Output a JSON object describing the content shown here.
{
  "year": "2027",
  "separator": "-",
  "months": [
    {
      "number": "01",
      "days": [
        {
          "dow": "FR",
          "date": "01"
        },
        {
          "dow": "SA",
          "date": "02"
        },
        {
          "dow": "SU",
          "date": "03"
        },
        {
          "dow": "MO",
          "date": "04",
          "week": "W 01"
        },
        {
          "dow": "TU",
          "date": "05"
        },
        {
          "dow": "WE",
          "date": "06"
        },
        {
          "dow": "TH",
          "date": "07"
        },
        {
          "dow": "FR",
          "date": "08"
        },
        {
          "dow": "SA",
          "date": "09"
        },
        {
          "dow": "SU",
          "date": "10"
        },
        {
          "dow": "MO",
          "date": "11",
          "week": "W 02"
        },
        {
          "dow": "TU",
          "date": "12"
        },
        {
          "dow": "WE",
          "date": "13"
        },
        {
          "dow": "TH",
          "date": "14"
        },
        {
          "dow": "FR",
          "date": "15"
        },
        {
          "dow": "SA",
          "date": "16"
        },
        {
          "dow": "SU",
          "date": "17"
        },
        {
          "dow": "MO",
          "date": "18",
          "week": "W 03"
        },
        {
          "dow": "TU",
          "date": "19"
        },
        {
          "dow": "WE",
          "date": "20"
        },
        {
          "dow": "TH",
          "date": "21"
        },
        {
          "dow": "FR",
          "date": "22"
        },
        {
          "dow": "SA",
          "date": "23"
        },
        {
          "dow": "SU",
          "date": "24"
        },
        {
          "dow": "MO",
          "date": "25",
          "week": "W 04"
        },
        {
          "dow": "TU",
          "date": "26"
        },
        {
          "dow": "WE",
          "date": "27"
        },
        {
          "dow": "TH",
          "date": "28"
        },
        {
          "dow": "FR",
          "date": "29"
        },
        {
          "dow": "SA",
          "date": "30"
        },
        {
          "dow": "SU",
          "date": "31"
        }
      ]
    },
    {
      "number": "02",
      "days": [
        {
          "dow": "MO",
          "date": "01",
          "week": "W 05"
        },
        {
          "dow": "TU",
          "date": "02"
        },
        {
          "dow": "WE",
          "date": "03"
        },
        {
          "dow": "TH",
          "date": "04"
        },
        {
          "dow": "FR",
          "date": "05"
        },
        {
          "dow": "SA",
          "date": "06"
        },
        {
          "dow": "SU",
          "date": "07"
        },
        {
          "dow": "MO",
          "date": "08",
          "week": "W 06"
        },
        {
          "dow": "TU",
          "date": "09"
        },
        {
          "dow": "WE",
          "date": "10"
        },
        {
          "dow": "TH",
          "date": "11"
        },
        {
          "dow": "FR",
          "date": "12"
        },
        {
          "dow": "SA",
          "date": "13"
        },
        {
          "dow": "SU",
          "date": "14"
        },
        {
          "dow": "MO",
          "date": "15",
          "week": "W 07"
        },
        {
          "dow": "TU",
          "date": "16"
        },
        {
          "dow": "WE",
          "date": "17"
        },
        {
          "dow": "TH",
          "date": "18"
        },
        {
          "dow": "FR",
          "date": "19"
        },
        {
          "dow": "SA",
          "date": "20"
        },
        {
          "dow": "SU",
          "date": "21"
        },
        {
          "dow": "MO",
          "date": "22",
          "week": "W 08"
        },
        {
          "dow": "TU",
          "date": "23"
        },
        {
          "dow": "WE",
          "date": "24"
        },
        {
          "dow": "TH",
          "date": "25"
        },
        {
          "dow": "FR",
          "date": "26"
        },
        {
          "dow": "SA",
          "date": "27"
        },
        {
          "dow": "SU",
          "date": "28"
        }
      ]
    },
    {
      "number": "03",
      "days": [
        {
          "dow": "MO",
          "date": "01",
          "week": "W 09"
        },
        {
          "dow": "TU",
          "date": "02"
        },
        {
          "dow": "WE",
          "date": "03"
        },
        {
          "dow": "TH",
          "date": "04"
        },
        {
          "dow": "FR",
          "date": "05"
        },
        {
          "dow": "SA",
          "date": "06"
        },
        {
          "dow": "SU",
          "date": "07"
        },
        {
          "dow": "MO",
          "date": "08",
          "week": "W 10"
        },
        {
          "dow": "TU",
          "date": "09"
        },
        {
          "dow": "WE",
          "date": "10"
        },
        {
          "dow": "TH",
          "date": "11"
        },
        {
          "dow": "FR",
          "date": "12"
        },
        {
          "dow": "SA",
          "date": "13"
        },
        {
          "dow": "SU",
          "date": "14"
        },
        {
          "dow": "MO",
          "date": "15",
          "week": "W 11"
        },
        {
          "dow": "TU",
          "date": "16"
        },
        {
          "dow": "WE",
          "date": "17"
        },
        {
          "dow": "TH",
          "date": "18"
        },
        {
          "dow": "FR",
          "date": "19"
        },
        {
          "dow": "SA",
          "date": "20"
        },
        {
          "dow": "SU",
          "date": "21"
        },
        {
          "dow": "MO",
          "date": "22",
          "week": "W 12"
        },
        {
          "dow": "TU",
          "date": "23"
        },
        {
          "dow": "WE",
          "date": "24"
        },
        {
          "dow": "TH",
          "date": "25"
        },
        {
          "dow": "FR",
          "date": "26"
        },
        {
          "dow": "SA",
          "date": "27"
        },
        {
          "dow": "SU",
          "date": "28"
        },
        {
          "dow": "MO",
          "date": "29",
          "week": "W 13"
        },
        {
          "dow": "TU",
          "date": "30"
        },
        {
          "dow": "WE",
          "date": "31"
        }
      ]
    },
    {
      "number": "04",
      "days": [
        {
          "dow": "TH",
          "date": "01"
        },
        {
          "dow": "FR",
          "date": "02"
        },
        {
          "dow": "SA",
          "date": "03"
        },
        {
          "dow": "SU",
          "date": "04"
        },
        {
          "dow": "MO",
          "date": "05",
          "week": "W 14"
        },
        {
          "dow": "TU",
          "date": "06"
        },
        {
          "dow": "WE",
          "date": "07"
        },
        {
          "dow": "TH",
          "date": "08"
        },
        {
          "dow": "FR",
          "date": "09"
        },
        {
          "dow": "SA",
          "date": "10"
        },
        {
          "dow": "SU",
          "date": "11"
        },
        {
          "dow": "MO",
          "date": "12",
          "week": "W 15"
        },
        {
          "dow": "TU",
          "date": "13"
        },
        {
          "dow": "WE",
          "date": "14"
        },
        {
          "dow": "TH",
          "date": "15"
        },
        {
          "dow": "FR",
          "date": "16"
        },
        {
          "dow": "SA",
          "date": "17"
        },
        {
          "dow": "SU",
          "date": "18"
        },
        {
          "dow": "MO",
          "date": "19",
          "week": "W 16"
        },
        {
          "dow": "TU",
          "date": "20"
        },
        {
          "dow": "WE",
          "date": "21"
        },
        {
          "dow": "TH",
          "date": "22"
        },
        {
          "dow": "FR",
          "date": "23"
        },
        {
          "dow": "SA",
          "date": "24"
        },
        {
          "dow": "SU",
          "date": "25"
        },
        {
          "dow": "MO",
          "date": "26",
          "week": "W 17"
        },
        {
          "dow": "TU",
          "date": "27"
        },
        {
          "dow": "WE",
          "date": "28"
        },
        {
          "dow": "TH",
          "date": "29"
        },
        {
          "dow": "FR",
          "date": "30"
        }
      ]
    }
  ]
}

YOUR INSTRUCTIONS:
Output all records verbatim.

SOLUTION TO THIS TASK:
Output a JSON object describing the content shown here.
{
  "year": "2027",
  "separator": "-",
  "months": [
    {
      "number": "01",
      "days": [
        {
          "dow": "FR",
          "date": "01"
        },
        {
          "dow": "SA",
          "date": "02"
        },
        {
          "dow": "SU",
          "date": "03"
        },
        {
          "dow": "MO",
          "date": "04",
          "week": "W 01"
        },
        {
          "dow": "TU",
          "date": "05"
        },
        {
          "dow": "WE",
          "date": "06"
        },
        {
          "dow": "TH",
          "date": "07"
        },
        {
          "dow": "FR",
          "date": "08"
        },
        {
          "dow": "SA",
          "date": "09"
        },
        {
          "dow": "SU",
          "date": "10"
        },
        {
          "dow": "MO",
          "date": "11",
          "week": "W 02"
        },
        {
          "dow": "TU",
          "date": "12"
        },
        {
          "dow": "WE",
          "date": "13"
        },
        {
          "dow": "TH",
          "date": "14"
        },
        {
          "dow": "FR",
          "date": "15"
        },
        {
          "dow": "SA",
          "date": "16"
        },
        {
          "dow": "SU",
          "date": "17"
        },
        {
          "dow": "MO",
          "date": "18",
          "week": "W 03"
        },
        {
          "dow": "TU",
          "date": "19"
        },
        {
          "dow": "WE",
          "date": "20"
        },
        {
          "dow": "TH",
          "date": "21"
        },
        {
          "dow": "FR",
          "date": "22"
        },
        {
          "dow": "SA",
          "date": "23"
        },
        {
          "dow": "SU",
          "date": "24"
        },
        {
          "dow": "MO",
          "date": "25",
          "week": "W 04"
        },
        {
          "dow": "TU",
          "date": "26"
        },
        {
          "dow": "WE",
          "date": "27"
        },
        {
          "dow": "TH",
          "date": "28"
        },
        {
          "dow": "FR",
          "date": "29"
        },
        {
          "dow": "SA",
          "date": "30"
        },
        {
          "dow": "SU",
          "date": "31"
        }
      ]
    },
    {
      "number": "02",
      "days": [
        {
          "dow": "MO",
          "date": "01",
          "week": "W 05"
        },
        {
          "dow": "TU",
          "date": "02"
        },
        {
          "dow": "WE",
          "date": "03"
        },
        {
          "dow": "TH",
          "date": "04"
        },
        {
          "dow": "FR",
          "date": "05"
        },
        {
          "dow": "SA",
          "date": "06"
        },
        {
          "dow": "SU",
          "date": "07"
        },
        {
          "dow": "MO",
          "date": "08",
          "week": "W 06"
        },
        {
          "dow": "TU",
          "date": "09"
        },
        {
          "dow": "WE",
          "date": "10"
        },
        {
          "dow": "TH",
          "date": "11"
        },
        {
          "dow": "FR",
          "date": "12"
        },
        {
          "dow": "SA",
          "date": "13"
        },
        {
          "dow": "SU",
          "date": "14"
        },
        {
          "dow": "MO",
          "date": "15",
          "week": "W 07"
        },
        {
          "dow": "TU",
          "date": "16"
        },
        {
          "dow": "WE",
          "date": "17"
        },
        {
          "dow": "TH",
          "date": "18"
        },
        {
          "dow": "FR",
          "date": "19"
        },
        {
          "dow": "SA",
          "date": "20"
        },
        {
          "dow": "SU",
          "date": "21"
        },
        {
          "dow": "MO",
          "date": "22",
          "week": "W 08"
        },
        {
          "dow": "TU",
          "date": "23"
        },
        {
          "dow": "WE",
          "date": "24"
        },
        {
          "dow": "TH",
          "date": "25"
        },
        {
          "dow": "FR",
          "date": "26"
        },
        {
          "dow": "SA",
          "date": "27"
        },
        {
          "dow": "SU",
          "date": "28"
        }
      ]
    },
    {
      "number": "03",
      "days": [
        {
          "dow": "MO",
          "date": "01",
          "week": "W 09"
        },
        {
          "dow": "TU",
          "date": "02"
        },
        {
          "dow": "WE",
          "date": "03"
        },
        {
          "dow": "TH",
          "date": "04"
        },
        {
          "dow": "FR",
          "date": "05"
        },
        {
          "dow": "SA",
          "date": "06"
        },
        {
          "dow": "SU",
          "date": "07"
        },
        {
          "dow": "MO",
          "date": "08",
          "week": "W 10"
        },
        {
          "dow": "TU",
          "date": "09"
        },
        {
          "dow": "WE",
          "date": "10"
        },
        {
          "dow": "TH",
          "date": "11"
        },
        {
          "dow": "FR",
          "date": "12"
        },
        {
          "dow": "SA",
          "date": "13"
        },
        {
          "dow": "SU",
          "date": "14"
        },
        {
          "dow": "MO",
          "date": "15",
          "week": "W 11"
        },
        {
          "dow": "TU",
          "date": "16"
        },
        {
          "dow": "WE",
          "date": "17"
        },
        {
          "dow": "TH",
          "date": "18"
        },
        {
          "dow": "FR",
          "date": "19"
        },
        {
          "dow": "SA",
          "date": "20"
        },
        {
          "dow": "SU",
          "date": "21"
        },
        {
          "dow": "MO",
          "date": "22",
          "week": "W 12"
        },
        {
          "dow": "TU",
          "date": "23"
        },
        {
          "dow": "WE",
          "date": "24"
        },
        {
          "dow": "TH",
          "date": "25"
        },
        {
          "dow": "FR",
          "date": "26"
        },
        {
          "dow": "SA",
          "date": "27"
        },
        {
          "dow": "SU",
          "date": "28"
        },
        {
          "dow": "MO",
          "date": "29",
          "week": "W 13"
        },
        {
          "dow": "TU",
          "date": "30"
        },
        {
          "dow": "WE",
          "date": "31"
        }
      ]
    },
    {
      "number": "04",
      "days": [
        {
          "dow": "TH",
          "date": "01"
        },
        {
          "dow": "FR",
          "date": "02"
        },
        {
          "dow": "SA",
          "date": "03"
        },
        {
          "dow": "SU",
          "date": "04"
        },
        {
          "dow": "MO",
          "date": "05",
          "week": "W 14"
        },
        {
          "dow": "TU",
          "date": "06"
        },
        {
          "dow": "WE",
          "date": "07"
        },
        {
          "dow": "TH",
          "date": "08"
        },
        {
          "dow": "FR",
          "date": "09"
        },
        {
          "dow": "SA",
          "date": "10"
        },
        {
          "dow": "SU",
          "date": "11"
        },
        {
          "dow": "MO",
          "date": "12",
          "week": "W 15"
        },
        {
          "dow": "TU",
          "date": "13"
        },
        {
          "dow": "WE",
          "date": "14"
        },
        {
          "dow": "TH",
          "date": "15"
        },
        {
          "dow": "FR",
          "date": "16"
        },
        {
          "dow": "SA",
          "date": "17"
        },
        {
          "dow": "SU",
          "date": "18"
        },
        {
          "dow": "MO",
          "date": "19",
          "week": "W 16"
        },
        {
          "dow": "TU",
          "date": "20"
        },
        {
          "dow": "WE",
          "date": "21"
        },
        {
          "dow": "TH",
          "date": "22"
        },
        {
          "dow": "FR",
          "date": "23"
        },
        {
          "dow": "SA",
          "date": "24"
        },
        {
          "dow": "SU",
          "date": "25"
        },
        {
          "dow": "MO",
          "date": "26",
          "week": "W 17"
        },
        {
          "dow": "TU",
          "date": "27"
        },
        {
          "dow": "WE",
          "date": "28"
        },
        {
          "dow": "TH",
          "date": "29"
        },
        {
          "dow": "FR",
          "date": "30"
        }
      ]
    }
  ]
}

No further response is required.